Find the lines of data that contain the string "name", then list them.

-- start of EXTRACTED INFORMATION --

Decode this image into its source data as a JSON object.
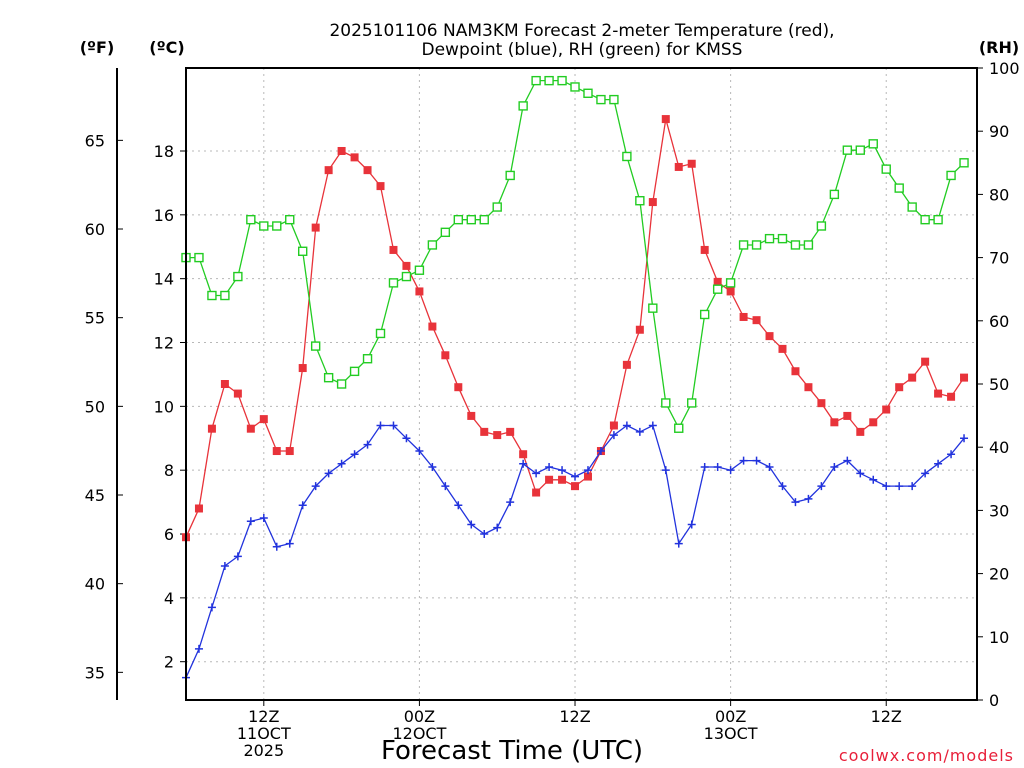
{
  "chart_data": {
    "type": "line",
    "title_line1": "2025101106 NAM3KM Forecast 2-meter Temperature (red),",
    "title_line2": "Dewpoint (blue), RH (green) for KMSS",
    "units": {
      "fahrenheit": "(ºF)",
      "celsius": "(ºC)",
      "rh": "(RH)"
    },
    "xlabel": "Forecast Time (UTC)",
    "credit": "coolwx.com/models",
    "x_range_hours": [
      0,
      61
    ],
    "celsius_range": [
      0.8,
      20.6
    ],
    "rh_range": [
      0,
      100
    ],
    "celsius_ticks": [
      "2",
      "4",
      "6",
      "8",
      "10",
      "12",
      "14",
      "16",
      "18"
    ],
    "fahrenheit_ticks": [
      "35",
      "40",
      "45",
      "50",
      "55",
      "60",
      "65"
    ],
    "rh_ticks": [
      "0",
      "10",
      "20",
      "30",
      "40",
      "50",
      "60",
      "70",
      "80",
      "90",
      "100"
    ],
    "x_ticks": [
      {
        "hour": 6,
        "lines": [
          "12Z",
          "11OCT",
          "2025"
        ]
      },
      {
        "hour": 18,
        "lines": [
          "00Z",
          "12OCT"
        ]
      },
      {
        "hour": 30,
        "lines": [
          "12Z"
        ]
      },
      {
        "hour": 42,
        "lines": [
          "00Z",
          "13OCT"
        ]
      },
      {
        "hour": 54,
        "lines": [
          "12Z"
        ]
      }
    ],
    "series": [
      {
        "name": "2-meter Temperature",
        "color": "#e8333a",
        "marker": "filled-square",
        "axis": "celsius",
        "values": [
          5.9,
          6.8,
          9.3,
          10.7,
          10.4,
          9.3,
          9.6,
          8.6,
          8.6,
          11.2,
          15.6,
          17.4,
          18.0,
          17.8,
          17.4,
          16.9,
          14.9,
          14.4,
          13.6,
          12.5,
          11.6,
          10.6,
          9.7,
          9.2,
          9.1,
          9.2,
          8.5,
          7.3,
          7.7,
          7.7,
          7.5,
          7.8,
          8.6,
          9.4,
          11.3,
          12.4,
          16.4,
          19.0,
          17.5,
          17.6,
          14.9,
          13.9,
          13.6,
          12.8,
          12.7,
          12.2,
          11.8,
          11.1,
          10.6,
          10.1,
          9.5,
          9.7,
          9.2,
          9.5,
          9.9,
          10.6,
          10.9,
          11.4,
          10.4,
          10.3,
          10.9
        ]
      },
      {
        "name": "Dewpoint",
        "color": "#2233dd",
        "marker": "plus",
        "axis": "celsius",
        "values": [
          1.5,
          2.4,
          3.7,
          5.0,
          5.3,
          6.4,
          6.5,
          5.6,
          5.7,
          6.9,
          7.5,
          7.9,
          8.2,
          8.5,
          8.8,
          9.4,
          9.4,
          9.0,
          8.6,
          8.1,
          7.5,
          6.9,
          6.3,
          6.0,
          6.2,
          7.0,
          8.2,
          7.9,
          8.1,
          8.0,
          7.8,
          8.0,
          8.6,
          9.1,
          9.4,
          9.2,
          9.4,
          8.0,
          5.7,
          6.3,
          8.1,
          8.1,
          8.0,
          8.3,
          8.3,
          8.1,
          7.5,
          7.0,
          7.1,
          7.5,
          8.1,
          8.3,
          7.9,
          7.7,
          7.5,
          7.5,
          7.5,
          7.9,
          8.2,
          8.5,
          9.0
        ]
      },
      {
        "name": "RH",
        "color": "#22cc22",
        "marker": "open-square",
        "axis": "rh",
        "values": [
          70,
          70,
          64,
          64,
          67,
          76,
          75,
          75,
          76,
          71,
          56,
          51,
          50,
          52,
          54,
          58,
          66,
          67,
          68,
          72,
          74,
          76,
          76,
          76,
          78,
          83,
          94,
          98,
          98,
          98,
          97,
          96,
          95,
          95,
          86,
          79,
          62,
          47,
          43,
          47,
          61,
          65,
          66,
          72,
          72,
          73,
          73,
          72,
          72,
          75,
          80,
          87,
          87,
          88,
          84,
          81,
          78,
          76,
          76,
          83,
          85
        ]
      }
    ]
  }
}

-- end of EXTRACTED INFORMATION --

| EXERCISE RESULT |
        "name": "2-meter Temperature",
        "name": "Dewpoint",
        "name": "RH",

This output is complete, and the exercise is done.